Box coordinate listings
%%
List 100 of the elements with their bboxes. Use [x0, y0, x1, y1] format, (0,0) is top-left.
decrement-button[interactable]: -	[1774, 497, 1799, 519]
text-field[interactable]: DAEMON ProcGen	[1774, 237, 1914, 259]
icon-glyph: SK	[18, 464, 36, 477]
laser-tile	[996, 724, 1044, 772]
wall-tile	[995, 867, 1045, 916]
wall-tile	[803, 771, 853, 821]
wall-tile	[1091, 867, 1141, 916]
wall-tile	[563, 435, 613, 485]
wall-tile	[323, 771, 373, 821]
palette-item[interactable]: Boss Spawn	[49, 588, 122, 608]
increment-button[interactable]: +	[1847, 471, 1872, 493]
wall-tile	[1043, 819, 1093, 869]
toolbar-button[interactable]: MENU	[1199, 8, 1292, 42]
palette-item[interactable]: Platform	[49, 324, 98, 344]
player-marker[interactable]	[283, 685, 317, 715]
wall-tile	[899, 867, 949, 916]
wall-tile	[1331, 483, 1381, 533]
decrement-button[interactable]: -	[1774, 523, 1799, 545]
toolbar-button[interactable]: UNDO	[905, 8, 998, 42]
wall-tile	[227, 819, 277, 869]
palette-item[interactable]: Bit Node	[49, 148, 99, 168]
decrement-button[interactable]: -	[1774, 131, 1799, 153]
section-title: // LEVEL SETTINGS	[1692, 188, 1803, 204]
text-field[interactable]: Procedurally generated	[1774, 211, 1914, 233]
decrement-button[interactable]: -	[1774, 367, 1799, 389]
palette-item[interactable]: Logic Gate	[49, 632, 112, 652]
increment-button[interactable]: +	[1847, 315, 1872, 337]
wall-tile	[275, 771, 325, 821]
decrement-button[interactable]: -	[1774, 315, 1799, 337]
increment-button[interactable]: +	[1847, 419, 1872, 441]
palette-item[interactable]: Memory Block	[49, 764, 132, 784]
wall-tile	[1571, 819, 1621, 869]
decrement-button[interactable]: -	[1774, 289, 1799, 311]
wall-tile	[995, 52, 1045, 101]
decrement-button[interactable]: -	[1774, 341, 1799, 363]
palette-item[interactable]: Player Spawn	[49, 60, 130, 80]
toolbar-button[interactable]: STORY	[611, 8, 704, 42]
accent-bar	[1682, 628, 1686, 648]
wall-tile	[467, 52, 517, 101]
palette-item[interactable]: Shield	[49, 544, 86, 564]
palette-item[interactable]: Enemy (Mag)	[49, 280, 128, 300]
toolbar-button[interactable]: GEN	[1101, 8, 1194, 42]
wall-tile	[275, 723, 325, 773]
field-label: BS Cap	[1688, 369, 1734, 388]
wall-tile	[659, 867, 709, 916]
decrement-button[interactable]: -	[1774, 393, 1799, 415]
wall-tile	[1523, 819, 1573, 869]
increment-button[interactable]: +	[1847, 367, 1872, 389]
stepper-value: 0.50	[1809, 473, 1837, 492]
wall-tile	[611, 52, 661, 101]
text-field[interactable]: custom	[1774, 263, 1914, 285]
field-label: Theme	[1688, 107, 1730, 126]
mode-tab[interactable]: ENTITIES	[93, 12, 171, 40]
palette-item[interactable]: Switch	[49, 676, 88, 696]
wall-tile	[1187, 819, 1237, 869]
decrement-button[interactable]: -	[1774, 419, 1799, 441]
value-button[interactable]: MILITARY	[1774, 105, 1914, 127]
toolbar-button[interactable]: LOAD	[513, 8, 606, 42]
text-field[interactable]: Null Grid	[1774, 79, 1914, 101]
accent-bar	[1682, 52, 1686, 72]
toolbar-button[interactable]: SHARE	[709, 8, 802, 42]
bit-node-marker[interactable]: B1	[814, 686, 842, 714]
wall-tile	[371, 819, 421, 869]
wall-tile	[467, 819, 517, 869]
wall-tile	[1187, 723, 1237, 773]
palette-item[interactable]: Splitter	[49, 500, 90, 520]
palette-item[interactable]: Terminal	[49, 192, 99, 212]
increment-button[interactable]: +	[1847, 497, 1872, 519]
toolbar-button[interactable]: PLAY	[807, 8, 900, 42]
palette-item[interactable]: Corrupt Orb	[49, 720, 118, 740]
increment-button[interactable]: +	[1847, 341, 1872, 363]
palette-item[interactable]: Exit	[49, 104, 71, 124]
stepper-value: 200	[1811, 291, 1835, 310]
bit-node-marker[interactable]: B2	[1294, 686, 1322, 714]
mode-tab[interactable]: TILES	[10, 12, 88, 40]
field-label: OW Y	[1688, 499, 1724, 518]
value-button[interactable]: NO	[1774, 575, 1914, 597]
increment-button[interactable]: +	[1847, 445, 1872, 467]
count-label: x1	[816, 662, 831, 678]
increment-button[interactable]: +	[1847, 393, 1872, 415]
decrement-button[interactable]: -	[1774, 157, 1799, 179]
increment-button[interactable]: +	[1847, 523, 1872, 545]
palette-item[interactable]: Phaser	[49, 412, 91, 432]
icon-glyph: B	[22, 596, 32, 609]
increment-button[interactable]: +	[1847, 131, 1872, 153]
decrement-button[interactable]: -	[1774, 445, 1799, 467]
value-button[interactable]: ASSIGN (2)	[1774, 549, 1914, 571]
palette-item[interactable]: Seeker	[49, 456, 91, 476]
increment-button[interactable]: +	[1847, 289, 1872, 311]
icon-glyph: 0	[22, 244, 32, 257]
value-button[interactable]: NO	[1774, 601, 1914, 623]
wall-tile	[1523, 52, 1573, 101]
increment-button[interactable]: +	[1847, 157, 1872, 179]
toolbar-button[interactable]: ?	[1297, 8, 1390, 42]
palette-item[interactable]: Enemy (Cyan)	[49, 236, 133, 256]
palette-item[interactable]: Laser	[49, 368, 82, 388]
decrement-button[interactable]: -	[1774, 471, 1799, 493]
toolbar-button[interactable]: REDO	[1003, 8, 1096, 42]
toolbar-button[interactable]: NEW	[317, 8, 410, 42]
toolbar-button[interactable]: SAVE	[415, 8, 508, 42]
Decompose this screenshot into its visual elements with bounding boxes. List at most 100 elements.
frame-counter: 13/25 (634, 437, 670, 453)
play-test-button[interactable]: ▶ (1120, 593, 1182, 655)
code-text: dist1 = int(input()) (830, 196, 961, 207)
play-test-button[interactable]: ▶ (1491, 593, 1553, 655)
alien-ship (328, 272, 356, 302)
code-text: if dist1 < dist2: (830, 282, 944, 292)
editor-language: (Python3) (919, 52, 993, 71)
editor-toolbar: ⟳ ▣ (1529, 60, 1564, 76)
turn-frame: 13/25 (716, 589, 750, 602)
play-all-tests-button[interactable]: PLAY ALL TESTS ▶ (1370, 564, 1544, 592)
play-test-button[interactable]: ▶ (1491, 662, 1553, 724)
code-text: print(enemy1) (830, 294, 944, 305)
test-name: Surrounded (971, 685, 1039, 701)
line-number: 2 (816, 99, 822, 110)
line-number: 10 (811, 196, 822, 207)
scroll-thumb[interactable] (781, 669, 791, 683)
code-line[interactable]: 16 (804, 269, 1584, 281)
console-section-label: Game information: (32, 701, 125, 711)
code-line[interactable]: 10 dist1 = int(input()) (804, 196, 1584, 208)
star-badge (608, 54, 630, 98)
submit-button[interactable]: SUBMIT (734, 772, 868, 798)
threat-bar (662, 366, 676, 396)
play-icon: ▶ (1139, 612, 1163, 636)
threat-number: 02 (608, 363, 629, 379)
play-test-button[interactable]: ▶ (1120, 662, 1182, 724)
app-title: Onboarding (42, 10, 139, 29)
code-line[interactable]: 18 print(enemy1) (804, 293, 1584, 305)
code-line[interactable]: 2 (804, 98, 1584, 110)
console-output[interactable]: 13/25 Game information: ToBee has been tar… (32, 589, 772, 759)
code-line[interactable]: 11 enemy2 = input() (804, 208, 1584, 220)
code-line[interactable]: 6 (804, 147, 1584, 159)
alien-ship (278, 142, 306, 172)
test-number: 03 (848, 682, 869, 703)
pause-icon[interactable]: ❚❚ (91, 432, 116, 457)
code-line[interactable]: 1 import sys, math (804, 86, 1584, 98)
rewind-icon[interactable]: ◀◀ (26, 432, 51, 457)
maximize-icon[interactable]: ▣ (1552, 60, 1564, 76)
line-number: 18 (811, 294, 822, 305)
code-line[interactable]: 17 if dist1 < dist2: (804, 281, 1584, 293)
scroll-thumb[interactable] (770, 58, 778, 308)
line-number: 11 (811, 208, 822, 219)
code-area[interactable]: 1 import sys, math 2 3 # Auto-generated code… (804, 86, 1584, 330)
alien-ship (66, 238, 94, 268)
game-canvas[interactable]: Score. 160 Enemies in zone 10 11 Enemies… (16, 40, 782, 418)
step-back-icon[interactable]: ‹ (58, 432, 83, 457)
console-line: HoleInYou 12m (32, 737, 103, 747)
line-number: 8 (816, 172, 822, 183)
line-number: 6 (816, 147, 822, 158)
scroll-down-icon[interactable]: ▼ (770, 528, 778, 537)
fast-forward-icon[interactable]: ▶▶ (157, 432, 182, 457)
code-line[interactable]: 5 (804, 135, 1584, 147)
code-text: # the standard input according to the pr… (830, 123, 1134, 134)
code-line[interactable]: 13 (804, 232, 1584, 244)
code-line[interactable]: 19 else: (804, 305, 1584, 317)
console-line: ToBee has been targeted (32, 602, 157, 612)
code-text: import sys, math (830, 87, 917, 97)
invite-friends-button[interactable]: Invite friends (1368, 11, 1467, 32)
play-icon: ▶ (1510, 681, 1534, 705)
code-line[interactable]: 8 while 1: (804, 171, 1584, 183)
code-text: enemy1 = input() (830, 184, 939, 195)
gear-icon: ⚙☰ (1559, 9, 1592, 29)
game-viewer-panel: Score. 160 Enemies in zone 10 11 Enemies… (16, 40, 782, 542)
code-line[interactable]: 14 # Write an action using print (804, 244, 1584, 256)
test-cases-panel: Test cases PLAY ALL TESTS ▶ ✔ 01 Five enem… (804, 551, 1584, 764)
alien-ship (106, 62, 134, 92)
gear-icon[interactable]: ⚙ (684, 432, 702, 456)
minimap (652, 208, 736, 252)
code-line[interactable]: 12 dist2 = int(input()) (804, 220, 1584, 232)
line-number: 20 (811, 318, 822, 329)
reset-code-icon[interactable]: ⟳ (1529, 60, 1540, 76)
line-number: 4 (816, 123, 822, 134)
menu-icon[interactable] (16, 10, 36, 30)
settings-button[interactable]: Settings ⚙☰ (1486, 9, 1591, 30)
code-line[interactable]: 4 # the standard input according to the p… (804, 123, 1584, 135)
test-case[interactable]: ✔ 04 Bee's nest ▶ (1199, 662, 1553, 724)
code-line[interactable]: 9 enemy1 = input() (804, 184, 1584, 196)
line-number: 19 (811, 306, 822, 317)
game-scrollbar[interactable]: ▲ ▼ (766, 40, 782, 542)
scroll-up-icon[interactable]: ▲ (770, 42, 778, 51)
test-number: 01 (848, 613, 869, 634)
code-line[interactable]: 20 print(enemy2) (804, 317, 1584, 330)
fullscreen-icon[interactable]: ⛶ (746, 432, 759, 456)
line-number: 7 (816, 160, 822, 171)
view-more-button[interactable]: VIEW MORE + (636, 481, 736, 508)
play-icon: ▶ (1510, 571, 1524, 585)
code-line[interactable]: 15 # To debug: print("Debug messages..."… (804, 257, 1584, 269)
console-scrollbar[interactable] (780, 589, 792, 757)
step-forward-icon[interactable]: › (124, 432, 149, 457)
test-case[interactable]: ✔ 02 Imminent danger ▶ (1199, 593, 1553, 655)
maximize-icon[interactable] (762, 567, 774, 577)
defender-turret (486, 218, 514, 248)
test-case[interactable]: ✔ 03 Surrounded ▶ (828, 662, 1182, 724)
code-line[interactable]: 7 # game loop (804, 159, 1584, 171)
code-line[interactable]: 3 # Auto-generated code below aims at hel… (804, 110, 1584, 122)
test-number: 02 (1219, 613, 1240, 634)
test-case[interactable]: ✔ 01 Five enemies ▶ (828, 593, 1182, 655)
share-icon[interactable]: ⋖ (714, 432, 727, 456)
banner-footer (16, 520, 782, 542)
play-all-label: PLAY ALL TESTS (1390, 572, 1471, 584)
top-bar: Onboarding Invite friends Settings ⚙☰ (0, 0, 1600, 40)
%%
Please change "wall-tile" to "barrier-tile" in the lines from the first one through the line containing "324, 98, 344]", and give those lines again with everything else the same.

• **Response to this exercise**:
List 100 of the elements with their bboxes. Use [x0, y0, x1, y1] format, (0,0) is top-left.
decrement-button[interactable]: -	[1774, 497, 1799, 519]
text-field[interactable]: DAEMON ProcGen	[1774, 237, 1914, 259]
icon-glyph: SK	[18, 464, 36, 477]
laser-tile	[996, 724, 1044, 772]
barrier-tile	[995, 867, 1045, 916]
barrier-tile	[803, 771, 853, 821]
barrier-tile	[1091, 867, 1141, 916]
barrier-tile	[563, 435, 613, 485]
barrier-tile	[323, 771, 373, 821]
palette-item[interactable]: Boss Spawn	[49, 588, 122, 608]
increment-button[interactable]: +	[1847, 471, 1872, 493]
barrier-tile	[1043, 819, 1093, 869]
toolbar-button[interactable]: MENU	[1199, 8, 1292, 42]
palette-item[interactable]: Platform	[49, 324, 98, 344]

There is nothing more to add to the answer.